▸ **EXCERPTED DATA**
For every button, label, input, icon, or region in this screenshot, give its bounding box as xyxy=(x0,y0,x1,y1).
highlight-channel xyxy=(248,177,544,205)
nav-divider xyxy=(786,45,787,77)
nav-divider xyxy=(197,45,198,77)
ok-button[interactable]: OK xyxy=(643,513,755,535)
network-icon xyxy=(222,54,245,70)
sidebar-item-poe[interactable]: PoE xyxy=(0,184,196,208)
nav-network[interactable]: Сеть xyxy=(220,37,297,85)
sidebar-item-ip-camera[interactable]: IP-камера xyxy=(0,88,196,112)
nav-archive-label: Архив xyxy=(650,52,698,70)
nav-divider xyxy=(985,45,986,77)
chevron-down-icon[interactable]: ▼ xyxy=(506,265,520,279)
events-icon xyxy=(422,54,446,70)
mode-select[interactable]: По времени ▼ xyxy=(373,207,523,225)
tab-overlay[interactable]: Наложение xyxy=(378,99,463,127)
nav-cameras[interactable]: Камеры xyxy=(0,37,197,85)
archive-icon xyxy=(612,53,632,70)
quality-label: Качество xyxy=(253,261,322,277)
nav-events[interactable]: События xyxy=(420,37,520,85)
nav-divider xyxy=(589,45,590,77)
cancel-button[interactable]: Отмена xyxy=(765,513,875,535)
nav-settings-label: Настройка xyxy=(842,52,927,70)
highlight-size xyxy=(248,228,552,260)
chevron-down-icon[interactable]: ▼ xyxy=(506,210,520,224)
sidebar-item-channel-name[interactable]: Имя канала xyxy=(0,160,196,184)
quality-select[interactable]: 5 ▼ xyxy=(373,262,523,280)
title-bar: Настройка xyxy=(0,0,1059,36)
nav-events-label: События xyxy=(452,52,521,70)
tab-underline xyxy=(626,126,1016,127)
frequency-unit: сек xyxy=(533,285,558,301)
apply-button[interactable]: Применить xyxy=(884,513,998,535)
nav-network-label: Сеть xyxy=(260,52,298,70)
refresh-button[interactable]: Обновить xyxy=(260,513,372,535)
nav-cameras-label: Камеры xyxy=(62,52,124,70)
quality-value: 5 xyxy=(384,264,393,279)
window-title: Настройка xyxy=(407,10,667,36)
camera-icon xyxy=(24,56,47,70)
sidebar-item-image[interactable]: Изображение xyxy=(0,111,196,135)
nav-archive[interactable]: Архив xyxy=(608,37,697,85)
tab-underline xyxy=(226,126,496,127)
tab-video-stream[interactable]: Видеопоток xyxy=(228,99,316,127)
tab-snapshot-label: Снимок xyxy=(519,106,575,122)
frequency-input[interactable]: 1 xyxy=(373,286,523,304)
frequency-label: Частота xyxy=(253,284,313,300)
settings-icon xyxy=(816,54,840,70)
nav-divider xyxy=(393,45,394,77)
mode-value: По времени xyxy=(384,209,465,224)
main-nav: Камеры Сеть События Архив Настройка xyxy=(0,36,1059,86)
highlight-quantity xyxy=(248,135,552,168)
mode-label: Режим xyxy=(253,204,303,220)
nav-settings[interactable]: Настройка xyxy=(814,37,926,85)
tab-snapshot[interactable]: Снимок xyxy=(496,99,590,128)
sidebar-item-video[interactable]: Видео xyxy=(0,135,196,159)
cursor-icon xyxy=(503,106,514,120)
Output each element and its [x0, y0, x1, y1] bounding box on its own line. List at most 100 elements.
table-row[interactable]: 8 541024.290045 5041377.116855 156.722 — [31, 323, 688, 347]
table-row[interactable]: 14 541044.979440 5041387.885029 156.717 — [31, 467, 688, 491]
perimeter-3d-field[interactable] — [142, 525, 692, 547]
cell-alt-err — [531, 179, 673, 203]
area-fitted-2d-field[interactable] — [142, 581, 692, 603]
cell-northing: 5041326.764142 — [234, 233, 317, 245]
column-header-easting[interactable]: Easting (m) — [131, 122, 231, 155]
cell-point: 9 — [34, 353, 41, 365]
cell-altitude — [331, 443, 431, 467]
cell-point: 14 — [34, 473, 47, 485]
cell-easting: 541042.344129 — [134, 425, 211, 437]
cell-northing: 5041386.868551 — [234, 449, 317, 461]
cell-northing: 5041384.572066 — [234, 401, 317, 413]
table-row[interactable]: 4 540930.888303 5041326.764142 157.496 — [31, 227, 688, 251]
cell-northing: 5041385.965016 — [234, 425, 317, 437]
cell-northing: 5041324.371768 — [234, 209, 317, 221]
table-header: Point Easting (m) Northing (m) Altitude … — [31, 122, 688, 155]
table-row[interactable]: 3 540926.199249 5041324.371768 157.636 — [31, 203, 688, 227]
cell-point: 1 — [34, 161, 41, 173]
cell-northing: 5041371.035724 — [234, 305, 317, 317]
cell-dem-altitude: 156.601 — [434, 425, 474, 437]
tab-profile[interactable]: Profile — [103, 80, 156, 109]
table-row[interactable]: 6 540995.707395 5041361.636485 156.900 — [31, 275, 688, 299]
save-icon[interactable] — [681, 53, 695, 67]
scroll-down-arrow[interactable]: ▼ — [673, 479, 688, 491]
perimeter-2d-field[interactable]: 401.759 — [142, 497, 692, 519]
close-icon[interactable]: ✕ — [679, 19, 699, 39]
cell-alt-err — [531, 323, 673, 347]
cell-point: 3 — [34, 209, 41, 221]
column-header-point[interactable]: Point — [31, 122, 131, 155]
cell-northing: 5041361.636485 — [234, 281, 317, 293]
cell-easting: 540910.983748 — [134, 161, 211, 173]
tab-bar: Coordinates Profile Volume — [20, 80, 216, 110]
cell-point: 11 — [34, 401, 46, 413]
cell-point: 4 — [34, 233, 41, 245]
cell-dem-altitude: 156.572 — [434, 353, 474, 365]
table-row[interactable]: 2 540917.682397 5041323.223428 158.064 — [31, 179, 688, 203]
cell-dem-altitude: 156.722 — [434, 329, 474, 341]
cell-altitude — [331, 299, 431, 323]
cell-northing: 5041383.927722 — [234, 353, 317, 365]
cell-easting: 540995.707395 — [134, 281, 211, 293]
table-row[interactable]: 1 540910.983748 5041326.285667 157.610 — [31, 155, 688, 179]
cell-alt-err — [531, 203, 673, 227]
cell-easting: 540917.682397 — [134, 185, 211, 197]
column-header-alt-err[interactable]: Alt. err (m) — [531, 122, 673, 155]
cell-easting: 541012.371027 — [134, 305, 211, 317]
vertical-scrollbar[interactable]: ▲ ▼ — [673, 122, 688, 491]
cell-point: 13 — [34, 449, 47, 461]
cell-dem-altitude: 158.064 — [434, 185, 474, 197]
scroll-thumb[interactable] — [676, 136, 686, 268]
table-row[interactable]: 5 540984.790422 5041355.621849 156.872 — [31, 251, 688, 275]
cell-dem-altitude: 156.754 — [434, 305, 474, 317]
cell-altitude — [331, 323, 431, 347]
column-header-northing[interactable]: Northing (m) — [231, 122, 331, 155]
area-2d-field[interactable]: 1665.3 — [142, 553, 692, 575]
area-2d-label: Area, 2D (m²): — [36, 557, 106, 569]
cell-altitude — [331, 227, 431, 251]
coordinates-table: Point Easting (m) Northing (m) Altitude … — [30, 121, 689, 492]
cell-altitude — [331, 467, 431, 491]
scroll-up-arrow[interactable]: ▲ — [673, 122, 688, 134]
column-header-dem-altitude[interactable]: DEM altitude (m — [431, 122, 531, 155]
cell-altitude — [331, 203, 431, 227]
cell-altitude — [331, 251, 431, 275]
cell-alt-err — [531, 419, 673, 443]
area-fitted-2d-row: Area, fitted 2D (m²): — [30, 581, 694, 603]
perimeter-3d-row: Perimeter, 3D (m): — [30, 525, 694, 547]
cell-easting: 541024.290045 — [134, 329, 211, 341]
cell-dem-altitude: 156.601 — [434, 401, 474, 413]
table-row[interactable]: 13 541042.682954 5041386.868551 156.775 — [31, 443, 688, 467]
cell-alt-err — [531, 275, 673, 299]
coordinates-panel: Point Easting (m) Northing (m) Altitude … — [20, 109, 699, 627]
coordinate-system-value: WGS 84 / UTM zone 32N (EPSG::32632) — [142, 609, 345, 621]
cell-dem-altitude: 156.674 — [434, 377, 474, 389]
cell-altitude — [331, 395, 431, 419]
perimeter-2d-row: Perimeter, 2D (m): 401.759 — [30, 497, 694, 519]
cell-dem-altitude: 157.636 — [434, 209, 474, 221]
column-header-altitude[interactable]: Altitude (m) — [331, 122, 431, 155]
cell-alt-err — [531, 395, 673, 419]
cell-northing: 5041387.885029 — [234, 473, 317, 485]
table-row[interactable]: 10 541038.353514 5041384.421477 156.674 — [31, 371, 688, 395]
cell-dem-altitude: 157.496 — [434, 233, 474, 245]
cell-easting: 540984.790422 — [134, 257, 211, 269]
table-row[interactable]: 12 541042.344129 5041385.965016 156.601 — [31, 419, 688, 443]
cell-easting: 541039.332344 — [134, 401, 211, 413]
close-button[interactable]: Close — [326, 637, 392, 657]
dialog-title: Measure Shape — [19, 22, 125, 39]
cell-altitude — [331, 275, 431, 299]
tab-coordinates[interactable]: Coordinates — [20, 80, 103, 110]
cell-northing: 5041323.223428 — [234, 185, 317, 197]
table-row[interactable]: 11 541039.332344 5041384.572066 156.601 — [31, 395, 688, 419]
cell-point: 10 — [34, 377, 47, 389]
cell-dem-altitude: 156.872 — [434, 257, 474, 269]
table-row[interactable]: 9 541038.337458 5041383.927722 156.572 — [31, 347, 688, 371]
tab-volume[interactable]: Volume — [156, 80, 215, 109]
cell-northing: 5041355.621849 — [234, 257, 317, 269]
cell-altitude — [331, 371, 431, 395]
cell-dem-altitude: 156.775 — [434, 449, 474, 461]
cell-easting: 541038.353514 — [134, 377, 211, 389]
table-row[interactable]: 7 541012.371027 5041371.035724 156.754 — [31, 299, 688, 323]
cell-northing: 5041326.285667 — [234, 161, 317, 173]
==
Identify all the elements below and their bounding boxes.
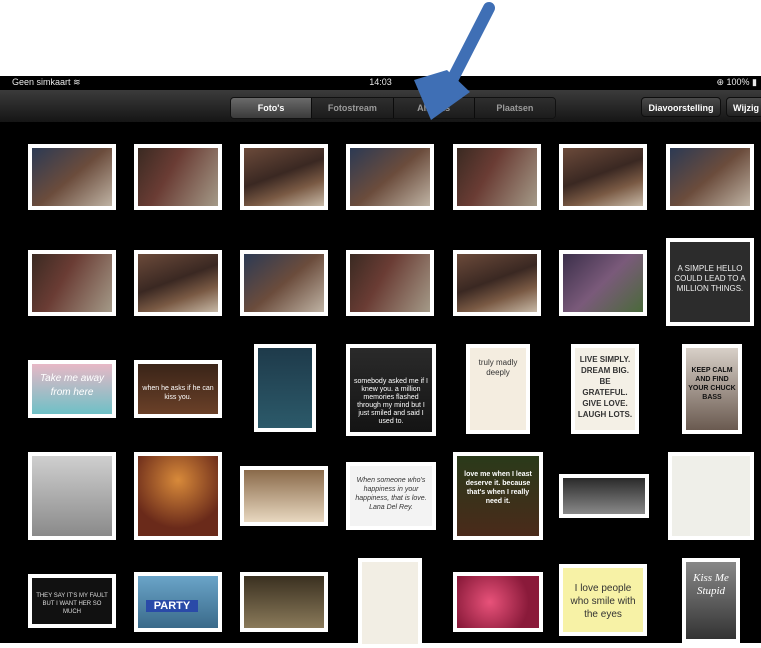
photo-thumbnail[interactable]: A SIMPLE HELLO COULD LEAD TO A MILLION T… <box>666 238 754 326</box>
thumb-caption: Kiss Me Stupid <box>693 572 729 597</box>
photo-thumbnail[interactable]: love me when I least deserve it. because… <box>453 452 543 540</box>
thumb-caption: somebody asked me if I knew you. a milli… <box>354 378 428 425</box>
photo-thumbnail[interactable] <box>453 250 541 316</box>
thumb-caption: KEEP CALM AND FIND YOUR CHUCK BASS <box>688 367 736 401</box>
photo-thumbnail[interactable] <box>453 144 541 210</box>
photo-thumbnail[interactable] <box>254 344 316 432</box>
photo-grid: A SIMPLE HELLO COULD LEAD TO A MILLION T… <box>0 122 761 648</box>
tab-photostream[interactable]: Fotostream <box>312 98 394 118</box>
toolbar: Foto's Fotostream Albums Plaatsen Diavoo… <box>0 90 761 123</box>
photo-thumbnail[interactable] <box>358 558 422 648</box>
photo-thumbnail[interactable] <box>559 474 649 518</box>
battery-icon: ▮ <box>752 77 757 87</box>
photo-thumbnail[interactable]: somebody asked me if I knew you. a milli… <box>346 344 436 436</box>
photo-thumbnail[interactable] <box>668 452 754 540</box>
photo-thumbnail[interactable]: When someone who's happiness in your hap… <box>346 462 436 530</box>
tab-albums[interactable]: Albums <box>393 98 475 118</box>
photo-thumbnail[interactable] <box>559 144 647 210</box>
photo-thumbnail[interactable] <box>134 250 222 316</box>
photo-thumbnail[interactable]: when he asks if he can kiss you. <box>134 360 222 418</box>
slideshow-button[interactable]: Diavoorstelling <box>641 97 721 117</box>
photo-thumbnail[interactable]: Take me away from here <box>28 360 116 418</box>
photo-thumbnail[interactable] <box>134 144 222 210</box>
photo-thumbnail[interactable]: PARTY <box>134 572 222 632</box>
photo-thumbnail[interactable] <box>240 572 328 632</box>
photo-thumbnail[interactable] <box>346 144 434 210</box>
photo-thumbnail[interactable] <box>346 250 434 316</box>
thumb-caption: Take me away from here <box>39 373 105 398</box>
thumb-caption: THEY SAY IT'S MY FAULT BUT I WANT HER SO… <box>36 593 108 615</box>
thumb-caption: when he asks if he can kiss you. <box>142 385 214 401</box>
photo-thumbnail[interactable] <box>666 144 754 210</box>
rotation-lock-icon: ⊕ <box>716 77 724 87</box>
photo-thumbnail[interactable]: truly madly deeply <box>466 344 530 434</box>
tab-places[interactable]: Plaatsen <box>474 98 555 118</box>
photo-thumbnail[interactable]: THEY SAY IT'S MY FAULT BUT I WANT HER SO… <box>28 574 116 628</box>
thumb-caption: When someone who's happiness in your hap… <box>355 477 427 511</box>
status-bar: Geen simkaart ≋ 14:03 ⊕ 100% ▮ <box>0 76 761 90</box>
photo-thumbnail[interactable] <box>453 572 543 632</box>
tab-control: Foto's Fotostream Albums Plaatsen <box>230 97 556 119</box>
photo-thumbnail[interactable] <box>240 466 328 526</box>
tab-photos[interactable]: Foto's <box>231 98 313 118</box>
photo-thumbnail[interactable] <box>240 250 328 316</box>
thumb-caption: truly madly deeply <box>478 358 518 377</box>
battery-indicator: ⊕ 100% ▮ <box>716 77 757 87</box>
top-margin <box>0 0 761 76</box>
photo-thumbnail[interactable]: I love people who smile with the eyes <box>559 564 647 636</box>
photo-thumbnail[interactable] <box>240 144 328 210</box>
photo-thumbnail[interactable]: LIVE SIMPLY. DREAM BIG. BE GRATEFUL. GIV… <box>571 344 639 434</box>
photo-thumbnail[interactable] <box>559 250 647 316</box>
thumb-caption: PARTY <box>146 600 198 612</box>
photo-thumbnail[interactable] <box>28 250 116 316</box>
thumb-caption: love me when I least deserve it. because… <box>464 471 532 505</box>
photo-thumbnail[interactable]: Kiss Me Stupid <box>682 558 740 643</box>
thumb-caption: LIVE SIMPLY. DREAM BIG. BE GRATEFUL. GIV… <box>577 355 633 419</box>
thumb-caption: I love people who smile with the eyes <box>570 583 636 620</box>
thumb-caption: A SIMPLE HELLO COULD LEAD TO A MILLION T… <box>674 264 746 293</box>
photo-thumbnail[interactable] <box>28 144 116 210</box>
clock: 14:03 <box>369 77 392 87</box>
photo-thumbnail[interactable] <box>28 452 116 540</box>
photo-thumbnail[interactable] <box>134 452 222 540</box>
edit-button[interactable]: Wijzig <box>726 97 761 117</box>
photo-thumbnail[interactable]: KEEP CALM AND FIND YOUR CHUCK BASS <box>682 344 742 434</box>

▸ **WHAT THE TASK ASKS**
Rewrite the lines from "photo-thumbnail[interactable]: A SIMPLE" through "photo-thumbnail[interactable] <box>453 250", changing "thumb-caption" to "photo-caption" and leaving everything else as it is.

▸ **RESULT OF THE EXERCISE**
photo-thumbnail[interactable]: A SIMPLE HELLO COULD LEAD TO A MILLION T… <box>666 238 754 326</box>
photo-caption: Kiss Me Stupid <box>693 572 729 597</box>
photo-thumbnail[interactable]: love me when I least deserve it. because… <box>453 452 543 540</box>
photo-caption: somebody asked me if I knew you. a milli… <box>354 378 428 425</box>
photo-thumbnail[interactable] <box>453 250 541 316</box>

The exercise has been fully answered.